Listed below are entries; give the number of lines among them that include "Quebec", and only that number.

* begin DATA FOR THIS EXERCISE *

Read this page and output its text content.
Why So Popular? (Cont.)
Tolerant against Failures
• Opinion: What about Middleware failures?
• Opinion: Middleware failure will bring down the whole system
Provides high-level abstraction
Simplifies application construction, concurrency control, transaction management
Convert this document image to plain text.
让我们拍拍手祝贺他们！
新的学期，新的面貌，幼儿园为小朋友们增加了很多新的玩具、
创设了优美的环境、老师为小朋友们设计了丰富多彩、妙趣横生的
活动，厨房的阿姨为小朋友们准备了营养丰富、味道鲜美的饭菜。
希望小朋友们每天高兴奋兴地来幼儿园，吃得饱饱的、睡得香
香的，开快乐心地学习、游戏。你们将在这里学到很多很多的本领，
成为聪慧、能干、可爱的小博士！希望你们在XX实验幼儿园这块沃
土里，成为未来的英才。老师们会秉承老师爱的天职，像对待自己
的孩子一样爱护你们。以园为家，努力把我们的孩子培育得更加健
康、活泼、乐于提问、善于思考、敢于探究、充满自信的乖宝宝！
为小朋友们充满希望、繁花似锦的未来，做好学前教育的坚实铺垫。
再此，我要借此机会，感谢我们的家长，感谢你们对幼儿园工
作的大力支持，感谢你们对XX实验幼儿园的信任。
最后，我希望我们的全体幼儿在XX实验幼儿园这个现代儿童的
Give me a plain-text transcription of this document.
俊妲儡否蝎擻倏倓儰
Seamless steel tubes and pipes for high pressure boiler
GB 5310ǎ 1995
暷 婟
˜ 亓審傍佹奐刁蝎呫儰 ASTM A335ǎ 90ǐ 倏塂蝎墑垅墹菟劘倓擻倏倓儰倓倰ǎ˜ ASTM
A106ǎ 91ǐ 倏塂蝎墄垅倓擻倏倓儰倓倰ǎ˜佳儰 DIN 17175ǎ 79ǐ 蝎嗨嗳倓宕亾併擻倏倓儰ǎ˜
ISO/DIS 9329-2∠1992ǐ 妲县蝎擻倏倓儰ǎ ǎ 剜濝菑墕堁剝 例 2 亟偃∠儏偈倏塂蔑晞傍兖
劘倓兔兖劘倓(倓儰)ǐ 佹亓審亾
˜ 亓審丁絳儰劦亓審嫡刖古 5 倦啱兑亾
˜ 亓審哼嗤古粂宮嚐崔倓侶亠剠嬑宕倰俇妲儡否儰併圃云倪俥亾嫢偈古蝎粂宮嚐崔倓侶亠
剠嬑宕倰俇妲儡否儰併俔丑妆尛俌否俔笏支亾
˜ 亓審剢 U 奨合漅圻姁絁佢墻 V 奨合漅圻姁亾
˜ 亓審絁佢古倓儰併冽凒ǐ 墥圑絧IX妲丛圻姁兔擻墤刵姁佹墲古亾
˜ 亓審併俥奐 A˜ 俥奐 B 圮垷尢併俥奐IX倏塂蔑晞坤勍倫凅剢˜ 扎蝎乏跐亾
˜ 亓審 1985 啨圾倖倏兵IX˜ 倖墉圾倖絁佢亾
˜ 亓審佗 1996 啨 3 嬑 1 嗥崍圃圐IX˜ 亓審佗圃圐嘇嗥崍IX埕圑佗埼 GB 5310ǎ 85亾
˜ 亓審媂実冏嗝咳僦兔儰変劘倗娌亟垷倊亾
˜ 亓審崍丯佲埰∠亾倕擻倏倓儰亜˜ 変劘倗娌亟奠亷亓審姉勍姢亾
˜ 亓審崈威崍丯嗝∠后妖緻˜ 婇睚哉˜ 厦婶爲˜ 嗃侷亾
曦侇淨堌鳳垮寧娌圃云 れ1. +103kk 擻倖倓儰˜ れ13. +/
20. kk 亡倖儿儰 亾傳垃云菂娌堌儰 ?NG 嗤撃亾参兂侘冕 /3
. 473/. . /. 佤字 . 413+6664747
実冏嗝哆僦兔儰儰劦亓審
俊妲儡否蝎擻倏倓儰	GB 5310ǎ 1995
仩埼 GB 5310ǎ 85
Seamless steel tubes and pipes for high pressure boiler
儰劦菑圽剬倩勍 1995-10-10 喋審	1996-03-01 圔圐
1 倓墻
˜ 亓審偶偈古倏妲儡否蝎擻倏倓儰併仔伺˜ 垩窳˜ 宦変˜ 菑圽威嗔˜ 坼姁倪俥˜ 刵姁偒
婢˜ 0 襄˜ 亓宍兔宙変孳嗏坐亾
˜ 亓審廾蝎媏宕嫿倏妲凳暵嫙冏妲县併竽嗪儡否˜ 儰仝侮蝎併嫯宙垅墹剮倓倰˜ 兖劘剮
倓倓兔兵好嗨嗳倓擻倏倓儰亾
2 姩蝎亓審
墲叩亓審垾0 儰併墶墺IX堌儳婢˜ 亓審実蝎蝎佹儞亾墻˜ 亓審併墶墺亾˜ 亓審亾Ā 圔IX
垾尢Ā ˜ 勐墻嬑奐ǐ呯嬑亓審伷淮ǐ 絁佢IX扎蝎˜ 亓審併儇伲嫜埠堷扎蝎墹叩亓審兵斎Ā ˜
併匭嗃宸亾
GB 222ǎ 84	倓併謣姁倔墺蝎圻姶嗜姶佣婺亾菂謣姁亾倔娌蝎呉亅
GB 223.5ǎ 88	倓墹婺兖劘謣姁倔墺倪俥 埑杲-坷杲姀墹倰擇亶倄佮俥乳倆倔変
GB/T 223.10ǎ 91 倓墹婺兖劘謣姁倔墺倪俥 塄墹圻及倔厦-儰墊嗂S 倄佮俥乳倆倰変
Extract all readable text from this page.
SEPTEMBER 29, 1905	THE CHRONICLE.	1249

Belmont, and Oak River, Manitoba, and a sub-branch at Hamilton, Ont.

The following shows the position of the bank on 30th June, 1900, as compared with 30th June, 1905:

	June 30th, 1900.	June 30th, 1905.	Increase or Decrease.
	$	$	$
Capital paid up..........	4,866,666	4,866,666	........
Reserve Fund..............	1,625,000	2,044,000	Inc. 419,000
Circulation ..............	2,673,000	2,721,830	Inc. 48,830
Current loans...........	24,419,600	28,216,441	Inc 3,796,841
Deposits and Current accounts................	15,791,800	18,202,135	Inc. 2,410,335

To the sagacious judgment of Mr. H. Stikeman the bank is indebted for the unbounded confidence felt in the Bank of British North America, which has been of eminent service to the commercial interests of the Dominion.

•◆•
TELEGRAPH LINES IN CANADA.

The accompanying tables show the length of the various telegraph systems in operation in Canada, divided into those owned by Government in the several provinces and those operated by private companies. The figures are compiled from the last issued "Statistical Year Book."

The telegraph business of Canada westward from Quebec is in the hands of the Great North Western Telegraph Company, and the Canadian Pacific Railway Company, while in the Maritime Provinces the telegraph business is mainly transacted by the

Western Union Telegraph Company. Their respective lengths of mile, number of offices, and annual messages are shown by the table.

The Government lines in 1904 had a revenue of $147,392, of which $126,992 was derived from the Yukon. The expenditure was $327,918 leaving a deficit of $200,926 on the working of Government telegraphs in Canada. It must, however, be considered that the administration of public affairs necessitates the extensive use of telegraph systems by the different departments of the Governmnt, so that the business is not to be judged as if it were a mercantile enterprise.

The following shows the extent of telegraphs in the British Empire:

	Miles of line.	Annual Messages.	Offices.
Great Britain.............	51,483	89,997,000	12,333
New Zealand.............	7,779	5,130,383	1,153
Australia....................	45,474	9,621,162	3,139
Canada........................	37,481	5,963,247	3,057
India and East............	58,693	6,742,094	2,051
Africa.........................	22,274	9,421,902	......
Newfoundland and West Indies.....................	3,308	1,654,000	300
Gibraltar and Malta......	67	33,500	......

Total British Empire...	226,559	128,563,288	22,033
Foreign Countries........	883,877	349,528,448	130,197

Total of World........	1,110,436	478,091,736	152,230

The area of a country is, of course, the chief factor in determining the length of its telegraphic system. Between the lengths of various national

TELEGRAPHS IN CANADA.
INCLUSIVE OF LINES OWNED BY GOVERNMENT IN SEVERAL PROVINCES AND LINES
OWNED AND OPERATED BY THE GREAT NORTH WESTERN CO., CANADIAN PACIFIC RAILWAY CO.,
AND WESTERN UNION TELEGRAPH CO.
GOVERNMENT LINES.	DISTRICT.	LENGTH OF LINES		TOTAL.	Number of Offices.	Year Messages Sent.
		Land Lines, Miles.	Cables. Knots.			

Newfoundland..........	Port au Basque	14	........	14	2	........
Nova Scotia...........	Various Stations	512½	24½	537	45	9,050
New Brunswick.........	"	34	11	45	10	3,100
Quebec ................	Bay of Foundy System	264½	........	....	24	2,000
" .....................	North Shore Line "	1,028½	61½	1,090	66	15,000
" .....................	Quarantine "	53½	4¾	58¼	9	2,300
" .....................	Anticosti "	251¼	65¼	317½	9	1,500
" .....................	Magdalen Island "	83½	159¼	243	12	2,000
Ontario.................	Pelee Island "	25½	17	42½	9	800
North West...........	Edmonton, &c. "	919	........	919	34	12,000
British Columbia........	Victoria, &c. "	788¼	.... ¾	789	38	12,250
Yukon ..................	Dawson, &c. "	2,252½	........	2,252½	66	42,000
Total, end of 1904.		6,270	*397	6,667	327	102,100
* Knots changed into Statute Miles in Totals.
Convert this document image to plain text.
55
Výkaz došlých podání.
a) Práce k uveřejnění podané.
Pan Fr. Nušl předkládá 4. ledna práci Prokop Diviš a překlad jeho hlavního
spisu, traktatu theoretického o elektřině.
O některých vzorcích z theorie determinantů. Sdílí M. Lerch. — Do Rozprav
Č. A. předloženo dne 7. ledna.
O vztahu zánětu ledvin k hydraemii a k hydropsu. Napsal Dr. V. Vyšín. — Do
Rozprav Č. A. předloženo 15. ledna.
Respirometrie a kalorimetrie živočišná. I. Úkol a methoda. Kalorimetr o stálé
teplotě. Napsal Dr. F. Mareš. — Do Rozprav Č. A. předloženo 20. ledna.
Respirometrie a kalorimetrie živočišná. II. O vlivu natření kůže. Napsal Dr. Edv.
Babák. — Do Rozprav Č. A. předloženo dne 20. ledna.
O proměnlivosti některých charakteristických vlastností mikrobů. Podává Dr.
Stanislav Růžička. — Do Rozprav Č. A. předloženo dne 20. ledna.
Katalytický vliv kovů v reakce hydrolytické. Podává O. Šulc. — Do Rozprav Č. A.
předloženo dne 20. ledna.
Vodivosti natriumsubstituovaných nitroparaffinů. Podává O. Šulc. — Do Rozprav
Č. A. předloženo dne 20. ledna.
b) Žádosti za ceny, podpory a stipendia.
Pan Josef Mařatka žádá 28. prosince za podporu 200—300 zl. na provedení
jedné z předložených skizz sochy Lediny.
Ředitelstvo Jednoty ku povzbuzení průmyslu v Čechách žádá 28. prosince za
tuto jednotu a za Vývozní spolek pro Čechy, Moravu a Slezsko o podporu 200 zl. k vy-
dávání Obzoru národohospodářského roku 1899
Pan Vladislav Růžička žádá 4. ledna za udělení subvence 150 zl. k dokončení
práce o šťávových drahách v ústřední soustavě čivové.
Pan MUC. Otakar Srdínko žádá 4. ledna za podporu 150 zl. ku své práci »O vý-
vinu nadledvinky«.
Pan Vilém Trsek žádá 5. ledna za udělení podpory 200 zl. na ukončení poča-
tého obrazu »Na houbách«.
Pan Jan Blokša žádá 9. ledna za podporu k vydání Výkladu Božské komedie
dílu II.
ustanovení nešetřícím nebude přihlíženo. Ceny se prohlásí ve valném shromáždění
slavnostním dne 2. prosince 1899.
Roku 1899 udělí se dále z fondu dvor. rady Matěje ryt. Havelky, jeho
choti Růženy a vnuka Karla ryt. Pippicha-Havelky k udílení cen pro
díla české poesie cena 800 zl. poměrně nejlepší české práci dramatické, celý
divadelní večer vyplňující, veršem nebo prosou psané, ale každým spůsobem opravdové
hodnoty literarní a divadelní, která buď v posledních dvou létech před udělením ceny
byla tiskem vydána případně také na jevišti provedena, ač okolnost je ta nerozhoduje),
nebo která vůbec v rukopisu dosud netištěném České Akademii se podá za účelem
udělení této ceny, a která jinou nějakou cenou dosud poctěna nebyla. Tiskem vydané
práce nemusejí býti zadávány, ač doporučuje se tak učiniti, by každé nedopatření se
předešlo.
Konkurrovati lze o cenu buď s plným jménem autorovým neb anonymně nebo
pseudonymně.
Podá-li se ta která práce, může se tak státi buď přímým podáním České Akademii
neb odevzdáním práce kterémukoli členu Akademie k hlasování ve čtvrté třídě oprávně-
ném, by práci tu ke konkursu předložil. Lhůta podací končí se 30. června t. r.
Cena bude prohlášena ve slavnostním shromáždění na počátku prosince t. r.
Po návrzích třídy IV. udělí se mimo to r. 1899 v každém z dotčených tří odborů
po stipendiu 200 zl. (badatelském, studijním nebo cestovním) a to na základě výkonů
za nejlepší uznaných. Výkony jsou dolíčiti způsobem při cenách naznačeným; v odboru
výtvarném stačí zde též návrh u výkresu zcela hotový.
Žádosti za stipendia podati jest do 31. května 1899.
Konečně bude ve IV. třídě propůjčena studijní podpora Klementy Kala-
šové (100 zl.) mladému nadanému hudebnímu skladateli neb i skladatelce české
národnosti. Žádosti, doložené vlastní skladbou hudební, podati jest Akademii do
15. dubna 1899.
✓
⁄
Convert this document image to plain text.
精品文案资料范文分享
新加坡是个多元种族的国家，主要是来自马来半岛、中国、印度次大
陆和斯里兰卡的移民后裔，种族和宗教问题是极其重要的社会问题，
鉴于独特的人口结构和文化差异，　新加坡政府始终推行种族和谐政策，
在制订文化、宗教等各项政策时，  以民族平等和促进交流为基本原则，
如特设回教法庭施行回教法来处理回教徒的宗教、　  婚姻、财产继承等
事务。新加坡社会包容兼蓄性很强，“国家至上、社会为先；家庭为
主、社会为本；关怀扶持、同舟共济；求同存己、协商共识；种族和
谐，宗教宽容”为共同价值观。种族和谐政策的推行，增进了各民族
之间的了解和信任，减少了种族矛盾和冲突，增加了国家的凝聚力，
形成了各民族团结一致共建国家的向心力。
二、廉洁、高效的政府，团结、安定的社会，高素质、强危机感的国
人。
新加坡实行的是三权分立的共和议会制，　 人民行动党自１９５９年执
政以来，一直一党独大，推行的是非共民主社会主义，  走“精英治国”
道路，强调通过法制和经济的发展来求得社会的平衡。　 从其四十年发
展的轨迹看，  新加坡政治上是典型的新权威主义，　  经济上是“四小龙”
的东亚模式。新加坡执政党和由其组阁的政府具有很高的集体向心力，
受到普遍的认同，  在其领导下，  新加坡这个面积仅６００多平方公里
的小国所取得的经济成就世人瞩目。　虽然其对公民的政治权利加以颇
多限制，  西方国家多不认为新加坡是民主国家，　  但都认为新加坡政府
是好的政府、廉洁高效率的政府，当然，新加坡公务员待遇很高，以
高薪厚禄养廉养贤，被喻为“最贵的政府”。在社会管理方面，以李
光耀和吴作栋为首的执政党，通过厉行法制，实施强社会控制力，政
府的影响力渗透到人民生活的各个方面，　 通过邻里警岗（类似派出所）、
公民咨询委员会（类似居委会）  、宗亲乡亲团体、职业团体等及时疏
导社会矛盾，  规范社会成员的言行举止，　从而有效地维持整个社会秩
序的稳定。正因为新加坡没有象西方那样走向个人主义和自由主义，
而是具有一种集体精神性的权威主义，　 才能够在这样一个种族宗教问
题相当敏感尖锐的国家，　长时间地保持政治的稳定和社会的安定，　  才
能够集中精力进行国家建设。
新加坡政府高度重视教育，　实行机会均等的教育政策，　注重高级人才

* end DATA FOR THIS EXERCISE *

### FINISHED ANSWER
2